## EXERCISE DIRECTIONS
Reproduce every entry below precisely; do not include the pictures.

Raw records
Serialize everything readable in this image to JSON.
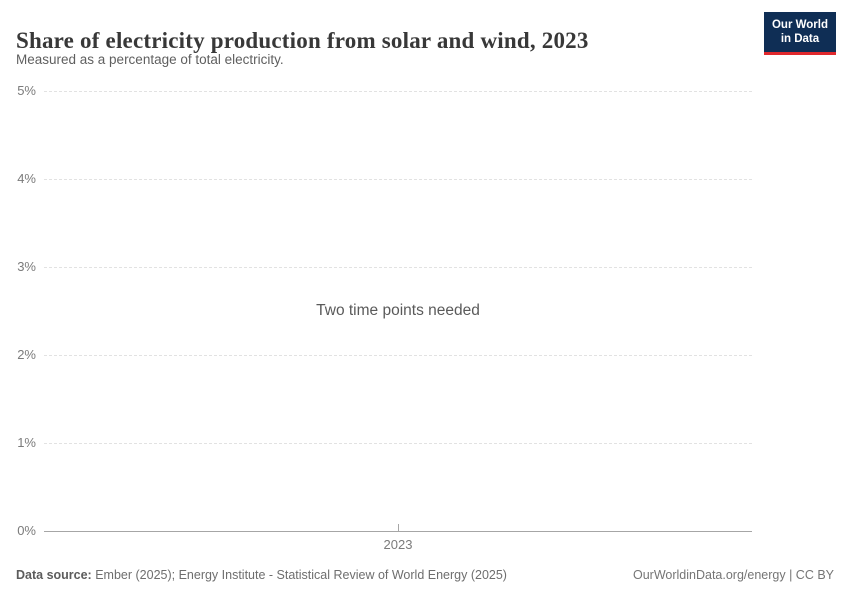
{
  "header": {
    "title": "Share of electricity production from solar and wind, 2023",
    "subtitle": "Measured as a percentage of total electricity.",
    "logo": {
      "line1": "Our World",
      "line2": "in Data",
      "background_color": "#0f2e55",
      "accent_color": "#e0282d"
    }
  },
  "chart_data": {
    "type": "line",
    "title": "Share of electricity production from solar and wind, 2023",
    "xlabel": "",
    "ylabel": "",
    "ylim": [
      0,
      5
    ],
    "yticks": [
      {
        "value": 0,
        "label": "0%"
      },
      {
        "value": 1,
        "label": "1%"
      },
      {
        "value": 2,
        "label": "2%"
      },
      {
        "value": 3,
        "label": "3%"
      },
      {
        "value": 4,
        "label": "4%"
      },
      {
        "value": 5,
        "label": "5%"
      }
    ],
    "xticks": [
      {
        "value": 2023,
        "label": "2023"
      }
    ],
    "series": [],
    "empty_state_message": "Two time points needed",
    "grid": true,
    "legend": "none",
    "gridline_color": "#e2e2e2",
    "axis_color": "#a6a6a6"
  },
  "footer": {
    "source_label": "Data source:",
    "source_text": " Ember (2025); Energy Institute - Statistical Review of World Energy (2025)",
    "rights": "OurWorldinData.org/energy | CC BY"
  }
}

## TASK RESULT
Serialize everything readable in this image to JSON.
{
  "header": {
    "title": "Share of electricity production from solar and wind, 2023",
    "subtitle": "Measured as a percentage of total electricity.",
    "logo": {
      "line1": "Our World",
      "line2": "in Data",
      "background_color": "#0f2e55",
      "accent_color": "#e0282d"
    }
  },
  "chart_data": {
    "type": "line",
    "title": "Share of electricity production from solar and wind, 2023",
    "xlabel": "",
    "ylabel": "",
    "ylim": [
      0,
      5
    ],
    "yticks": [
      {
        "value": 0,
        "label": "0%"
      },
      {
        "value": 1,
        "label": "1%"
      },
      {
        "value": 2,
        "label": "2%"
      },
      {
        "value": 3,
        "label": "3%"
      },
      {
        "value": 4,
        "label": "4%"
      },
      {
        "value": 5,
        "label": "5%"
      }
    ],
    "xticks": [
      {
        "value": 2023,
        "label": "2023"
      }
    ],
    "series": [],
    "empty_state_message": "Two time points needed",
    "grid": true,
    "legend": "none",
    "gridline_color": "#e2e2e2",
    "axis_color": "#a6a6a6"
  },
  "footer": {
    "source_label": "Data source:",
    "source_text": " Ember (2025); Energy Institute - Statistical Review of World Energy (2025)",
    "rights": "OurWorldinData.org/energy | CC BY"
  }
}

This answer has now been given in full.